SUPPLIED RECORDS:
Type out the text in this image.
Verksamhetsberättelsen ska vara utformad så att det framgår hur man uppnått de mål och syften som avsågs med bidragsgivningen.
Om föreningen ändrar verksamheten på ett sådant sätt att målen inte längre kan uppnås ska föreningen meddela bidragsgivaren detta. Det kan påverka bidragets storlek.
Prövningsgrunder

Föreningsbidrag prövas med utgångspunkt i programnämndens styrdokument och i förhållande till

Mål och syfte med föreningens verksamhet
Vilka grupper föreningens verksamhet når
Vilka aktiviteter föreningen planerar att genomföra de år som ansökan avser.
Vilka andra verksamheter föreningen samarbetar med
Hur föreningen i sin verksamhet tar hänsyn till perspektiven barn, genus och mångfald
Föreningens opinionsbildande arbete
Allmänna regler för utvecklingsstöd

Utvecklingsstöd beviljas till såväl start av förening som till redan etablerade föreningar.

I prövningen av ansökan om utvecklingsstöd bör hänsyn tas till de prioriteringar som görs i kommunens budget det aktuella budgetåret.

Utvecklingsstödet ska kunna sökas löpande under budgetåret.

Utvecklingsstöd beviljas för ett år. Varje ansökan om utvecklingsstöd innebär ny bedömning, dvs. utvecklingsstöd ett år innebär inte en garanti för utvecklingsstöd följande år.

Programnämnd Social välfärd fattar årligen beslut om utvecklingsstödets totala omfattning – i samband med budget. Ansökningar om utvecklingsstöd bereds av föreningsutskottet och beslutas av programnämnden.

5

PROBLEM REQUIREMENTS: Every entry, written out exactly, is what the response should contain.

COMPLETED TASK:
Type out the text in this image.
Verksamhetsberättelsen ska vara utformad så att det framgår hur man uppnått de mål och syften som avsågs med bidragsgivningen.
Om föreningen ändrar verksamheten på ett sådant sätt att målen inte längre kan uppnås ska föreningen meddela bidragsgivaren detta. Det kan påverka bidragets storlek.
Prövningsgrunder

Föreningsbidrag prövas med utgångspunkt i programnämndens styrdokument och i förhållande till

Mål och syfte med föreningens verksamhet
Vilka grupper föreningens verksamhet når
Vilka aktiviteter föreningen planerar att genomföra de år som ansökan avser.
Vilka andra verksamheter föreningen samarbetar med
Hur föreningen i sin verksamhet tar hänsyn till perspektiven barn, genus och mångfald
Föreningens opinionsbildande arbete
Allmänna regler för utvecklingsstöd

Utvecklingsstöd beviljas till såväl start av förening som till redan etablerade föreningar.

I prövningen av ansökan om utvecklingsstöd bör hänsyn tas till de prioriteringar som görs i kommunens budget det aktuella budgetåret.

Utvecklingsstödet ska kunna sökas löpande under budgetåret.

Utvecklingsstöd beviljas för ett år. Varje ansökan om utvecklingsstöd innebär ny bedömning, dvs. utvecklingsstöd ett år innebär inte en garanti för utvecklingsstöd följande år.

Programnämnd Social välfärd fattar årligen beslut om utvecklingsstödets totala omfattning – i samband med budget. Ansökningar om utvecklingsstöd bereds av föreningsutskottet och beslutas av programnämnden.

5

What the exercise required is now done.